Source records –
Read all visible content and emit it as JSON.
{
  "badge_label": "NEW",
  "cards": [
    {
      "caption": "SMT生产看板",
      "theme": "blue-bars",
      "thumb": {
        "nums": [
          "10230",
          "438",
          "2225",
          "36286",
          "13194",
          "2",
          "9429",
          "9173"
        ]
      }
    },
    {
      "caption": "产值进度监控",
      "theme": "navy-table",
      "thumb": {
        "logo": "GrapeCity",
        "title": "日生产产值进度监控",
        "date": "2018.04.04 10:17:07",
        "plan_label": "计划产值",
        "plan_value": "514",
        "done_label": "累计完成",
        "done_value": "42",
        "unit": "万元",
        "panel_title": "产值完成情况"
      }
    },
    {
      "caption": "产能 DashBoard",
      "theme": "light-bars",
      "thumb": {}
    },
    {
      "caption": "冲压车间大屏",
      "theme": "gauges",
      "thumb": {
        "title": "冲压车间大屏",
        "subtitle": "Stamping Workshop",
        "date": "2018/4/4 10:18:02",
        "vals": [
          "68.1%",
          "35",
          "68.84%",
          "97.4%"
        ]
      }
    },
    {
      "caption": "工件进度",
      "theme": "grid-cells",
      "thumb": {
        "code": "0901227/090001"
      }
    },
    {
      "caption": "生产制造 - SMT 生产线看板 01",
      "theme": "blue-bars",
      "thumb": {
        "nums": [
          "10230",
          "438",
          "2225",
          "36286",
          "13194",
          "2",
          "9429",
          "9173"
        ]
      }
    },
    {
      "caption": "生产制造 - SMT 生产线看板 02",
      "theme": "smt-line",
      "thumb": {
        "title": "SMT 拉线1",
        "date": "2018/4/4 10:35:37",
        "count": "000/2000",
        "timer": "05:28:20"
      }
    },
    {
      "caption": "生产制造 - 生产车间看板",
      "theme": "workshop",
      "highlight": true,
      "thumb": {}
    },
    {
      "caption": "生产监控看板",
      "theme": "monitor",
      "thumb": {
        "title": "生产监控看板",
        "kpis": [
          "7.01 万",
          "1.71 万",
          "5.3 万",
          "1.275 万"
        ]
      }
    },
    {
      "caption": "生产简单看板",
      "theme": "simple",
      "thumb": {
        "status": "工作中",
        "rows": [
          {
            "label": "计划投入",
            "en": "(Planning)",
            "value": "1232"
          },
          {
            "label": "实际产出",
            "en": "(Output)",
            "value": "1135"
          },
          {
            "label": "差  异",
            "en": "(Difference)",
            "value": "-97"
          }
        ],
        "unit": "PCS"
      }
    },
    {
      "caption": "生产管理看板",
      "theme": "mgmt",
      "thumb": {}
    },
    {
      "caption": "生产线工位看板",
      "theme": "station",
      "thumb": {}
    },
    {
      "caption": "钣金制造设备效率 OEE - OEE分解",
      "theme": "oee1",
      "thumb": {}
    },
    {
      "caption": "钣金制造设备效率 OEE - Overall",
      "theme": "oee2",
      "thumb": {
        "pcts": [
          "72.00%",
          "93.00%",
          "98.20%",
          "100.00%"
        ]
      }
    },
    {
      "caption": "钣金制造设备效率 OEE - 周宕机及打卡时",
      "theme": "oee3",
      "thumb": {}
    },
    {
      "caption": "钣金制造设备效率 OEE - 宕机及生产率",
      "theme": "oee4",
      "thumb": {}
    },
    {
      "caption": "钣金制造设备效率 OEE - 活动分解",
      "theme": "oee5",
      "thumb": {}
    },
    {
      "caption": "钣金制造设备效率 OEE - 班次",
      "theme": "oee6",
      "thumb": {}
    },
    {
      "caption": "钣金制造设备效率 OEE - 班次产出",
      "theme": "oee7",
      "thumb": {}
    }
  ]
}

Task requirements –
Please restate the whole listing word for word.

Solution to the exercise –
Read all visible content and emit it as JSON.
{
  "badge_label": "NEW",
  "cards": [
    {
      "caption": "SMT生产看板",
      "theme": "blue-bars",
      "thumb": {
        "nums": [
          "10230",
          "438",
          "2225",
          "36286",
          "13194",
          "2",
          "9429",
          "9173"
        ]
      }
    },
    {
      "caption": "产值进度监控",
      "theme": "navy-table",
      "thumb": {
        "logo": "GrapeCity",
        "title": "日生产产值进度监控",
        "date": "2018.04.04 10:17:07",
        "plan_label": "计划产值",
        "plan_value": "514",
        "done_label": "累计完成",
        "done_value": "42",
        "unit": "万元",
        "panel_title": "产值完成情况"
      }
    },
    {
      "caption": "产能 DashBoard",
      "theme": "light-bars",
      "thumb": {}
    },
    {
      "caption": "冲压车间大屏",
      "theme": "gauges",
      "thumb": {
        "title": "冲压车间大屏",
        "subtitle": "Stamping Workshop",
        "date": "2018/4/4 10:18:02",
        "vals": [
          "68.1%",
          "35",
          "68.84%",
          "97.4%"
        ]
      }
    },
    {
      "caption": "工件进度",
      "theme": "grid-cells",
      "thumb": {
        "code": "0901227/090001"
      }
    },
    {
      "caption": "生产制造 - SMT 生产线看板 01",
      "theme": "blue-bars",
      "thumb": {
        "nums": [
          "10230",
          "438",
          "2225",
          "36286",
          "13194",
          "2",
          "9429",
          "9173"
        ]
      }
    },
    {
      "caption": "生产制造 - SMT 生产线看板 02",
      "theme": "smt-line",
      "thumb": {
        "title": "SMT 拉线1",
        "date": "2018/4/4 10:35:37",
        "count": "000/2000",
        "timer": "05:28:20"
      }
    },
    {
      "caption": "生产制造 - 生产车间看板",
      "theme": "workshop",
      "highlight": true,
      "thumb": {}
    },
    {
      "caption": "生产监控看板",
      "theme": "monitor",
      "thumb": {
        "title": "生产监控看板",
        "kpis": [
          "7.01 万",
          "1.71 万",
          "5.3 万",
          "1.275 万"
        ]
      }
    },
    {
      "caption": "生产简单看板",
      "theme": "simple",
      "thumb": {
        "status": "工作中",
        "rows": [
          {
            "label": "计划投入",
            "en": "(Planning)",
            "value": "1232"
          },
          {
            "label": "实际产出",
            "en": "(Output)",
            "value": "1135"
          },
          {
            "label": "差  异",
            "en": "(Difference)",
            "value": "-97"
          }
        ],
        "unit": "PCS"
      }
    },
    {
      "caption": "生产管理看板",
      "theme": "mgmt",
      "thumb": {}
    },
    {
      "caption": "生产线工位看板",
      "theme": "station",
      "thumb": {}
    },
    {
      "caption": "钣金制造设备效率 OEE - OEE分解",
      "theme": "oee1",
      "thumb": {}
    },
    {
      "caption": "钣金制造设备效率 OEE - Overall",
      "theme": "oee2",
      "thumb": {
        "pcts": [
          "72.00%",
          "93.00%",
          "98.20%",
          "100.00%"
        ]
      }
    },
    {
      "caption": "钣金制造设备效率 OEE - 周宕机及打卡时",
      "theme": "oee3",
      "thumb": {}
    },
    {
      "caption": "钣金制造设备效率 OEE - 宕机及生产率",
      "theme": "oee4",
      "thumb": {}
    },
    {
      "caption": "钣金制造设备效率 OEE - 活动分解",
      "theme": "oee5",
      "thumb": {}
    },
    {
      "caption": "钣金制造设备效率 OEE - 班次",
      "theme": "oee6",
      "thumb": {}
    },
    {
      "caption": "钣金制造设备效率 OEE - 班次产出",
      "theme": "oee7",
      "thumb": {}
    }
  ]
}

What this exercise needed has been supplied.